» TASK DIRECTIONS
Locate the word "Sulfate" in the material, then show every line that holds it.

» RECORD SET
• • • • • • •
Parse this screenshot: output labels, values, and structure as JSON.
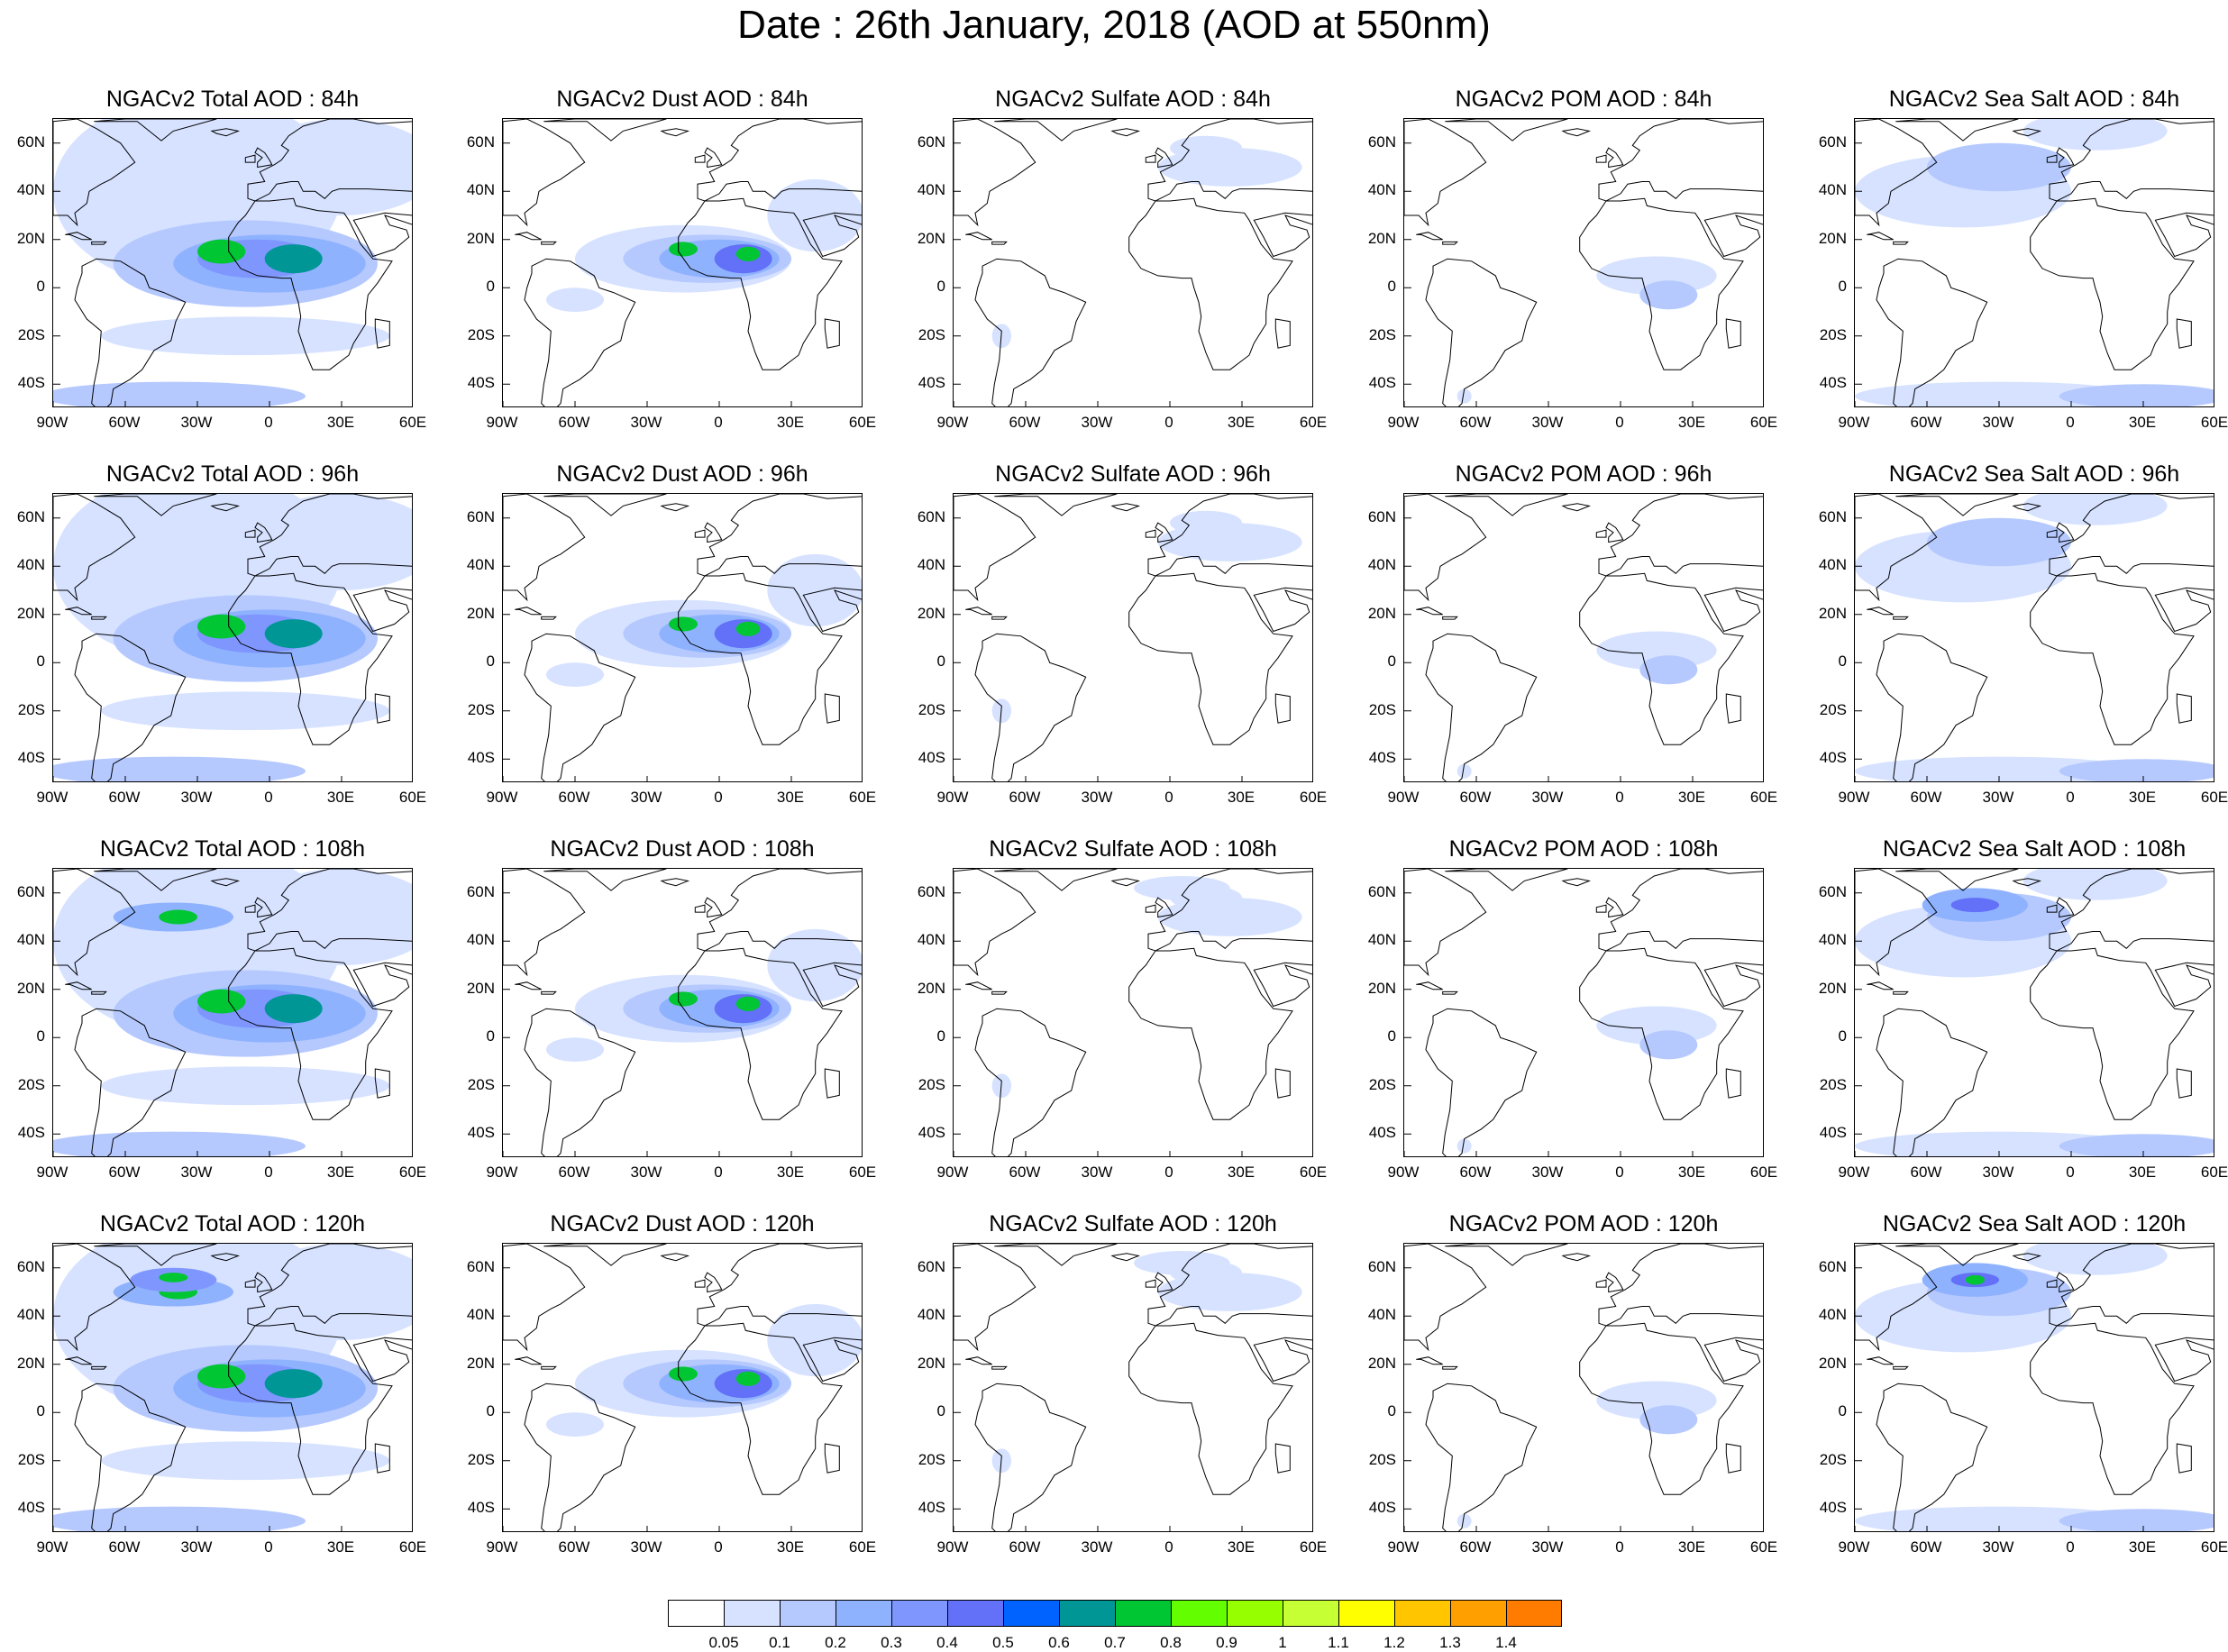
{
  "title": "Date : 26th January, 2018 (AOD at 550nm)",
  "panel_titles": [
    [
      "NGACv2 Total AOD : 84h",
      "NGACv2 Dust AOD : 84h",
      "NGACv2 Sulfate AOD : 84h",
      "NGACv2 POM AOD : 84h",
      "NGACv2 Sea Salt AOD : 84h"
    ],
    [
      "NGACv2 Total AOD : 96h",
      "NGACv2 Dust AOD : 96h",
      "NGACv2 Sulfate AOD : 96h",
      "NGACv2 POM AOD : 96h",
      "NGACv2 Sea Salt AOD : 96h"
    ],
    [
      "NGACv2 Total AOD : 108h",
      "NGACv2 Dust AOD : 108h",
      "NGACv2 Sulfate AOD : 108h",
      "NGACv2 POM AOD : 108h",
      "NGACv2 Sea Salt AOD : 108h"
    ],
    [
      "NGACv2 Total AOD : 120h",
      "NGACv2 Dust AOD : 120h",
      "NGACv2 Sulfate AOD : 120h",
      "NGACv2 POM AOD : 120h",
      "NGACv2 Sea Salt  AOD : 120h"
    ]
  ],
  "lat_labels": [
    "60N",
    "40N",
    "20N",
    "0",
    "20S",
    "40S"
  ],
  "lon_labels": [
    "90W",
    "60W",
    "30W",
    "0",
    "30E",
    "60E"
  ],
  "colorbar": {
    "labels": [
      "0.05",
      "0.1",
      "0.2",
      "0.3",
      "0.4",
      "0.5",
      "0.6",
      "0.7",
      "0.8",
      "0.9",
      "1",
      "1.1",
      "1.2",
      "1.3",
      "1.4"
    ],
    "colors": [
      "#ffffff",
      "#d6e2ff",
      "#b5c9ff",
      "#8fb2ff",
      "#7f96ff",
      "#6370f8",
      "#0063ff",
      "#009696",
      "#00c633",
      "#63ff00",
      "#96ff00",
      "#c6ff33",
      "#ffff00",
      "#ffc600",
      "#ffa000",
      "#ff7c00",
      "#ff1900"
    ]
  },
  "map_extent": {
    "lon_range": [
      -90,
      60
    ],
    "lat_range": [
      -50,
      70
    ]
  },
  "chart_data": {
    "type": "heatmap",
    "title": "Date : 26th January, 2018 (AOD at 550nm)",
    "rows_forecast_hour": [
      "84h",
      "96h",
      "108h",
      "120h"
    ],
    "columns_species": [
      "Total",
      "Dust",
      "Sulfate",
      "POM",
      "Sea Salt"
    ],
    "xlim": [
      -90,
      60
    ],
    "ylim": [
      -50,
      70
    ]
  }
}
• • • • • • •
» TASK SOLUTION
      "NGACv2 Sulfate AOD : 84h",
      "NGACv2 Sulfate AOD : 96h",
      "NGACv2 Sulfate AOD : 108h",
      "NGACv2 Sulfate AOD : 120h",
      "Sulfate",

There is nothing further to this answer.